What to produce:
The entire listing is to be repeated verbatim.

## begin Supplied material

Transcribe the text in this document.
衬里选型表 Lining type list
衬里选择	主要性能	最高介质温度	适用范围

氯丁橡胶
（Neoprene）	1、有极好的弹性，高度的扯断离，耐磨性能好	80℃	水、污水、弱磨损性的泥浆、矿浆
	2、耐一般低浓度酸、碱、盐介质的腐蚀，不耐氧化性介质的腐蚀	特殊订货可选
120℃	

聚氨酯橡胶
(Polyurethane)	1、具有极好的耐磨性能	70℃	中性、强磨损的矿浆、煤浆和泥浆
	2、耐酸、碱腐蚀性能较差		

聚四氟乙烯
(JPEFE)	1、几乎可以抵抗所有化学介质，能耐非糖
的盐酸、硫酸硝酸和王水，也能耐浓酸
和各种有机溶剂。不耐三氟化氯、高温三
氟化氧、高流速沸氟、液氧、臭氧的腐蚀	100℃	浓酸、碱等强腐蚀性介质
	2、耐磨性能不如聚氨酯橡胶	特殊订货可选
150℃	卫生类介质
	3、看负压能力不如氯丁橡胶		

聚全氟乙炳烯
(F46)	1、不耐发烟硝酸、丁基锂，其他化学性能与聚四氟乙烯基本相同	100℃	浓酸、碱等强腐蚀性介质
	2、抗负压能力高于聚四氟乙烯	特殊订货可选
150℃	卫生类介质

## end Supplied material

Answer to this problem:
Transcribe the text in this document.
衬里选型表 Lining type list
衬里选择	主要性能	最高介质温度	适用范围

氯丁橡胶
（Neoprene）	1、有极好的弹性，高度的扯断离，耐磨性能好	80℃	水、污水、弱磨损性的泥浆、矿浆
	2、耐一般低浓度酸、碱、盐介质的腐蚀，不耐氧化性介质的腐蚀	特殊订货可选
120℃	

聚氨酯橡胶
(Polyurethane)	1、具有极好的耐磨性能	70℃	中性、强磨损的矿浆、煤浆和泥浆
	2、耐酸、碱腐蚀性能较差		

聚四氟乙烯
(JPEFE)	1、几乎可以抵抗所有化学介质，能耐非糖
的盐酸、硫酸硝酸和王水，也能耐浓酸
和各种有机溶剂。不耐三氟化氯、高温三
氟化氧、高流速沸氟、液氧、臭氧的腐蚀	100℃	浓酸、碱等强腐蚀性介质
	2、耐磨性能不如聚氨酯橡胶	特殊订货可选
150℃	卫生类介质
	3、看负压能力不如氯丁橡胶		

聚全氟乙炳烯
(F46)	1、不耐发烟硝酸、丁基锂，其他化学性能与聚四氟乙烯基本相同	100℃	浓酸、碱等强腐蚀性介质
	2、抗负压能力高于聚四氟乙烯	特殊订货可选
150℃	卫生类介质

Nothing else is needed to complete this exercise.